EXERCISE DETAILS ▸ Transcribe the listing that follows in full, omitting pictures.

SUPPLIED MATERIAL ▸

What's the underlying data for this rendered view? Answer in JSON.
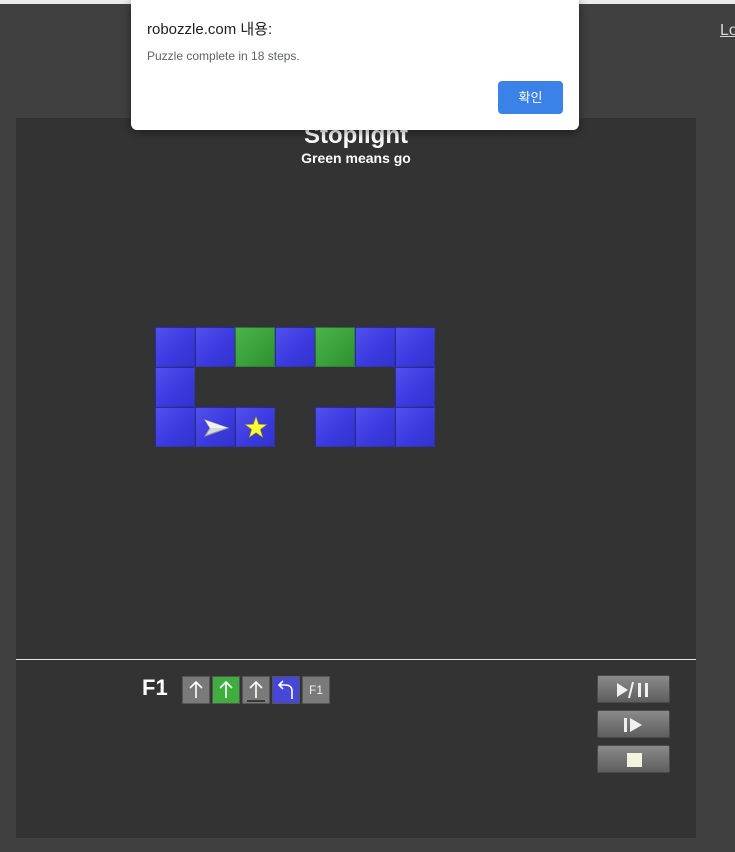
{
  "page": {
    "login_link": "Lo"
  },
  "puzzle": {
    "title": "Stoplight",
    "subtitle": "Green means go",
    "tile_colors": {
      "blue": "#3b3be0",
      "green": "#3aa23a"
    },
    "board": [
      {
        "row": 0,
        "col": 0,
        "color": "blue"
      },
      {
        "row": 0,
        "col": 1,
        "color": "blue"
      },
      {
        "row": 0,
        "col": 2,
        "color": "green"
      },
      {
        "row": 0,
        "col": 3,
        "color": "blue"
      },
      {
        "row": 0,
        "col": 4,
        "color": "green"
      },
      {
        "row": 0,
        "col": 5,
        "color": "blue"
      },
      {
        "row": 0,
        "col": 6,
        "color": "blue"
      },
      {
        "row": 1,
        "col": 0,
        "color": "blue"
      },
      {
        "row": 1,
        "col": 6,
        "color": "blue"
      },
      {
        "row": 2,
        "col": 0,
        "color": "blue"
      },
      {
        "row": 2,
        "col": 1,
        "color": "blue",
        "content": "robot-ship-icon",
        "facing": "right"
      },
      {
        "row": 2,
        "col": 2,
        "color": "blue",
        "content": "star-icon"
      },
      {
        "row": 2,
        "col": 4,
        "color": "blue"
      },
      {
        "row": 2,
        "col": 5,
        "color": "blue"
      },
      {
        "row": 2,
        "col": 6,
        "color": "blue"
      }
    ]
  },
  "program": {
    "function_label": "F1",
    "slots": [
      {
        "icon": "forward-arrow-icon",
        "color": "gray"
      },
      {
        "icon": "forward-arrow-icon",
        "color": "green"
      },
      {
        "icon": "forward-arrow-icon",
        "color": "gray",
        "active": true
      },
      {
        "icon": "turn-left-icon",
        "color": "blue"
      },
      {
        "text": "F1",
        "color": "gray"
      }
    ]
  },
  "controls": [
    {
      "name": "play-pause-button",
      "icon": "play-pause-icon"
    },
    {
      "name": "step-button",
      "icon": "step-icon"
    },
    {
      "name": "stop-button",
      "icon": "stop-icon"
    }
  ],
  "dialog": {
    "title": "robozzle.com 내용:",
    "message": "Puzzle complete in 18 steps.",
    "ok_label": "확인"
  }
}
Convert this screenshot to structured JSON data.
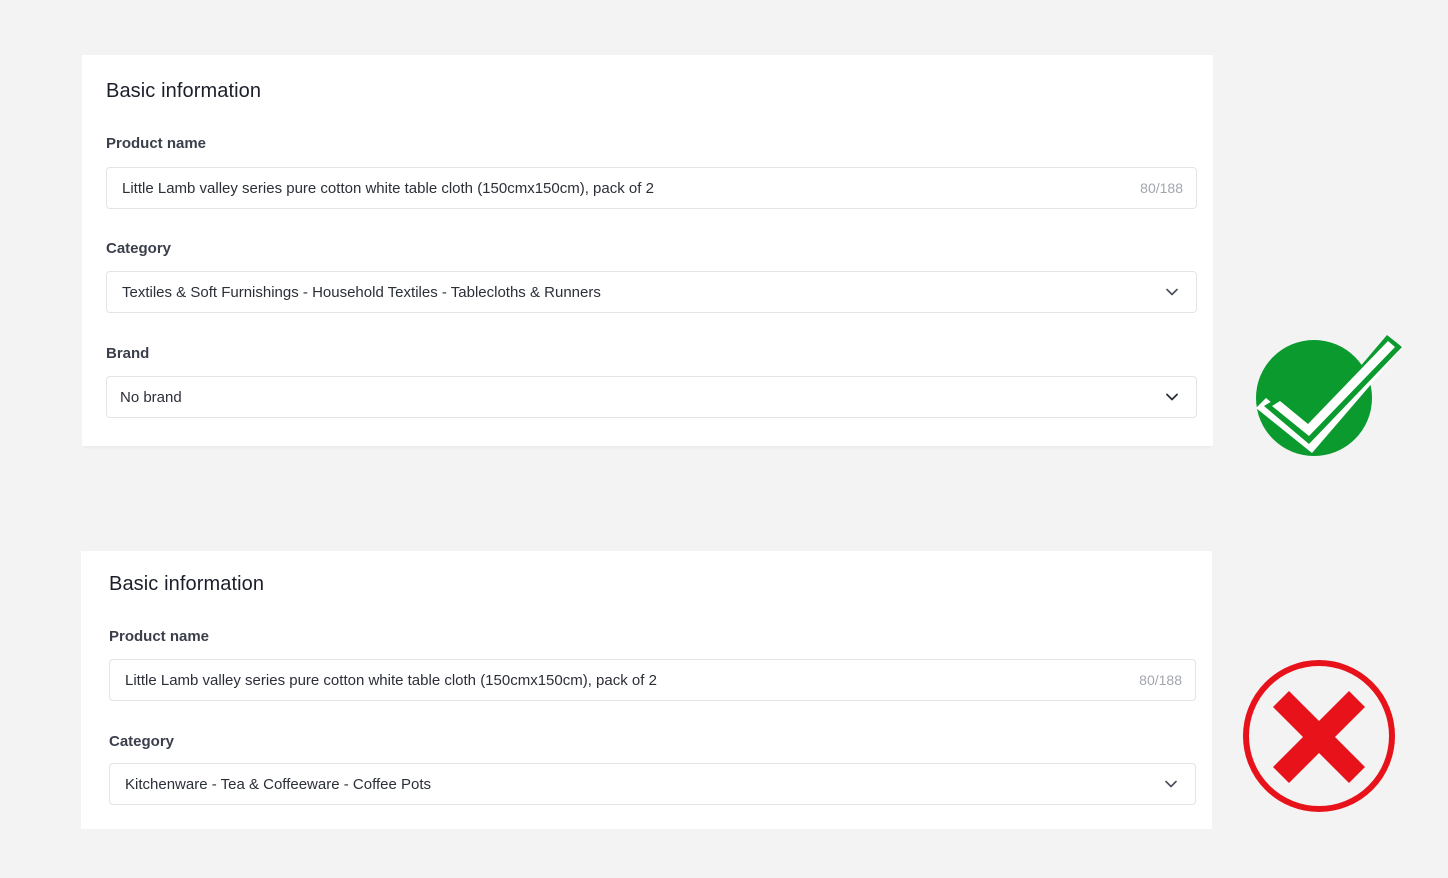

OUTPUT BELOW ▸
What's the underlying data for this rendered view? Answer in JSON.
{
  "page": {
    "login_link": "Lo"
  },
  "puzzle": {
    "title": "Stoplight",
    "subtitle": "Green means go",
    "tile_colors": {
      "blue": "#3b3be0",
      "green": "#3aa23a"
    },
    "board": [
      {
        "row": 0,
        "col": 0,
        "color": "blue"
      },
      {
        "row": 0,
        "col": 1,
        "color": "blue"
      },
      {
        "row": 0,
        "col": 2,
        "color": "green"
      },
      {
        "row": 0,
        "col": 3,
        "color": "blue"
      },
      {
        "row": 0,
        "col": 4,
        "color": "green"
      },
      {
        "row": 0,
        "col": 5,
        "color": "blue"
      },
      {
        "row": 0,
        "col": 6,
        "color": "blue"
      },
      {
        "row": 1,
        "col": 0,
        "color": "blue"
      },
      {
        "row": 1,
        "col": 6,
        "color": "blue"
      },
      {
        "row": 2,
        "col": 0,
        "color": "blue"
      },
      {
        "row": 2,
        "col": 1,
        "color": "blue",
        "content": "robot-ship-icon",
        "facing": "right"
      },
      {
        "row": 2,
        "col": 2,
        "color": "blue",
        "content": "star-icon"
      },
      {
        "row": 2,
        "col": 4,
        "color": "blue"
      },
      {
        "row": 2,
        "col": 5,
        "color": "blue"
      },
      {
        "row": 2,
        "col": 6,
        "color": "blue"
      }
    ]
  },
  "program": {
    "function_label": "F1",
    "slots": [
      {
        "icon": "forward-arrow-icon",
        "color": "gray"
      },
      {
        "icon": "forward-arrow-icon",
        "color": "green"
      },
      {
        "icon": "forward-arrow-icon",
        "color": "gray",
        "active": true
      },
      {
        "icon": "turn-left-icon",
        "color": "blue"
      },
      {
        "text": "F1",
        "color": "gray"
      }
    ]
  },
  "controls": [
    {
      "name": "play-pause-button",
      "icon": "play-pause-icon"
    },
    {
      "name": "step-button",
      "icon": "step-icon"
    },
    {
      "name": "stop-button",
      "icon": "stop-icon"
    }
  ],
  "dialog": {
    "title": "robozzle.com 내용:",
    "message": "Puzzle complete in 18 steps.",
    "ok_label": "확인"
  }
}
Convert this screenshot to structured JSON data.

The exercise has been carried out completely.